- The task -
Answer these questions from the article on satellites and water:
1. How many countries share watersheds with neighbors, according to the United Nations report?
2. For how long has Dr. Jay Famiglietti been studying the subject?
3. Which two instruments will SMAP use to measure soil moisture?

- Selected text -
>> begin

This feature originally appeared in the inaugural issue of Apogeo Spatial magazine (formerly Imaging Notes).
According to a recent United Nations report, stresses on water supplies aggravated by climate change are likely to cause more conflicts, and water should be considered as vital to national security as defense. The report points out that 145 countries share watersheds with neighbors and there are more than 300 transboundary aquifers from which groundwater can be extracted.
Yet, we still do not fully understand how much water is available and how it is distributed, which is a requirement for planning how to deal with changes in climate and, particularly, in rainfall. This knowledge gap is due to limitations in the relevant science and technology, the vastly insufficient number of sensors deployed around the world, especially in developing countries, and data denial by many governments due to security concerns.
Satellites, however, are dramatically changing this picture, by enabling us to measure the total mass of water on Earth and its various components, as well as to monitor how these amounts change over time. They are providing “the sole body of information that we wouldn’t otherwise have,” says Dr. Jay Famiglietti, Professor of Earth System Science and of Civil and Environmental Engineering at the University of California at Irvine and Director of the university’s Center for Hydrologic Modeling, who has been studying the subject for more than 30 years.
Globally, new knowledge about water from satellites gives us insights into current conflict and future international security issues. Locally, it greatly improves the science and the practice of water resource management.
The vast majority of water on Earth is surface water—in oceans, seas, and lakes. The rest is distributed between atmospheric moisture, soil moisture, deep underground aquifers, snow, ice sheets, and sea ice. NASA satellite missions employ different sensors and techniques to measure each of these water reserves. They include:
Other water-related NASA missions are TRMM (Tropical Rainfall Measuring Mission), launched in 1997, to be followed by GPM (Global Precipitation Measurement), scheduled for launch in 2014; ICESat-2 (Ice, Cloud, and Elevation Satellite-2), for ice sheets and sea ice, scheduled for launch in 2016; GLISTIN-A (Airborne Glacier/Land Ice Surface Topography Interferometer), flown in 2009 and proposed as a spaceborne mission; and AirMOSS (Airborne Microwave Observatory of Subcanopy and Subsurface), which began in 2012. Scheduled for launch in 2014, SMAP (Soil Moisture Active Passive) will use a radiometer and a synthetic aperture radar (SAR) to provide global measurements of soil moisture and its freeze/thaw state. Another NASA sensor, MODIS (Moderate Resolution Imaging Spectroradiometer), which is a key instrument aboard the Terra and Aqua satellites, has been effective at collecting data on snow and there are plans for a Snow Water Equivalent-specific sensor. However, this article focuses only on surface and ground water.

>> end

- Dataset rows -
>> begin

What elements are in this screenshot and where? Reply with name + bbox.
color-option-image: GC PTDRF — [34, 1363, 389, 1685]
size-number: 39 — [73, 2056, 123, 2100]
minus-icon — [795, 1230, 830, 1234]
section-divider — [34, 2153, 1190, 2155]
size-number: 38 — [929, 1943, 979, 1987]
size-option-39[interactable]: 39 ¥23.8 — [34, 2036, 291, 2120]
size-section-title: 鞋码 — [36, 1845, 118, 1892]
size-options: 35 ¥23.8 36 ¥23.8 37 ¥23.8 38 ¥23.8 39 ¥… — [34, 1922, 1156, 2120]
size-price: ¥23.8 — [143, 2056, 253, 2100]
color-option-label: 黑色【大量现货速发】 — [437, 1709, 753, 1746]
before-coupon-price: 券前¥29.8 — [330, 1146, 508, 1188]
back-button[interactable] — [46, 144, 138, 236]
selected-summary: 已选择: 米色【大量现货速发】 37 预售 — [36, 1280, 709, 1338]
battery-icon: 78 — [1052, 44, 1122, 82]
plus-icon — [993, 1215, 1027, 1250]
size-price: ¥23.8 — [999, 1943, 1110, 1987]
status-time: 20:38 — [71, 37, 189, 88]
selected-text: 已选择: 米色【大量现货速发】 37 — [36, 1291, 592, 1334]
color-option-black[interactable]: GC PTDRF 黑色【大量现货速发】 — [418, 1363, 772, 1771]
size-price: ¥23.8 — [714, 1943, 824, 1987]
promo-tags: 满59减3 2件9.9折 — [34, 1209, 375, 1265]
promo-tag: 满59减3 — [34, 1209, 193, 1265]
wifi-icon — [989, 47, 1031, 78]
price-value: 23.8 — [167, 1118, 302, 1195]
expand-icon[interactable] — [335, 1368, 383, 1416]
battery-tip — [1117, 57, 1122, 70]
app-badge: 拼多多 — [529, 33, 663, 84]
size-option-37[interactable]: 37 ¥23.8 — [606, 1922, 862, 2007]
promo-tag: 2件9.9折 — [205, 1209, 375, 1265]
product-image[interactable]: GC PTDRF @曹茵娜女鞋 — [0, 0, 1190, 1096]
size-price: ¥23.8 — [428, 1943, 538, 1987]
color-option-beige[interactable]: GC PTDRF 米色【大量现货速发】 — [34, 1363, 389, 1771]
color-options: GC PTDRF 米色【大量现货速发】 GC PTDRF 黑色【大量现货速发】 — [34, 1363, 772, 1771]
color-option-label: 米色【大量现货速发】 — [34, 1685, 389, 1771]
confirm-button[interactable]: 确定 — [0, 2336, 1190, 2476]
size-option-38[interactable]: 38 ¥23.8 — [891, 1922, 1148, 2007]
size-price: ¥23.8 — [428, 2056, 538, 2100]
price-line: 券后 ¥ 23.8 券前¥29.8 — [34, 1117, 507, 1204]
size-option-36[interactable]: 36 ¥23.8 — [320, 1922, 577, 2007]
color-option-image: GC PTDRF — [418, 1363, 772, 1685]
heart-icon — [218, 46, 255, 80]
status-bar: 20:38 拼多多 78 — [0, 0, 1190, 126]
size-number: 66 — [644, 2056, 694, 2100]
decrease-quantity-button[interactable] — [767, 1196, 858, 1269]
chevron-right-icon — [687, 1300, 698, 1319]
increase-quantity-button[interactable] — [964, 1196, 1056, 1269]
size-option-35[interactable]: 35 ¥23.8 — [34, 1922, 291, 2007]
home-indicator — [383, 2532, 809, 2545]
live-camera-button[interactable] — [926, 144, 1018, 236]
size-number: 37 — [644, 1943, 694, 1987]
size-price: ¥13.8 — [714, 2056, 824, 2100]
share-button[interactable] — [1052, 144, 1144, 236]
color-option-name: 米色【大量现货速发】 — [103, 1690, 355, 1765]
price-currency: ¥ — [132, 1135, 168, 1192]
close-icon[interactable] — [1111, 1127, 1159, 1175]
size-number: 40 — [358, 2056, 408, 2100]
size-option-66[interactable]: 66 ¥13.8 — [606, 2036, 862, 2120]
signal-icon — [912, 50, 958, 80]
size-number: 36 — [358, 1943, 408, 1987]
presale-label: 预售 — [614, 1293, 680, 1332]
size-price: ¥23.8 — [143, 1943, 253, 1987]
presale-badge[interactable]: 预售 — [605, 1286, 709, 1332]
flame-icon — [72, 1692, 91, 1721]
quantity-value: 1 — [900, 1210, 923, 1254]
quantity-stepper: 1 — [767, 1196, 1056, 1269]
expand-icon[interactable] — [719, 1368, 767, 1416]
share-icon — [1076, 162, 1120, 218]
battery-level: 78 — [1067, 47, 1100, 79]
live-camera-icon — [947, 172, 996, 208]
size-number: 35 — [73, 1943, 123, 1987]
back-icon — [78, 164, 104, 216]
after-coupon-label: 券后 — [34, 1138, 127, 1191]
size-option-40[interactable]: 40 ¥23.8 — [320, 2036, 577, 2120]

>> end

- Task answer -
1. 145 countries.
2. More than 30 years.
3. A radiometer and a synthetic aperture radar (SAR).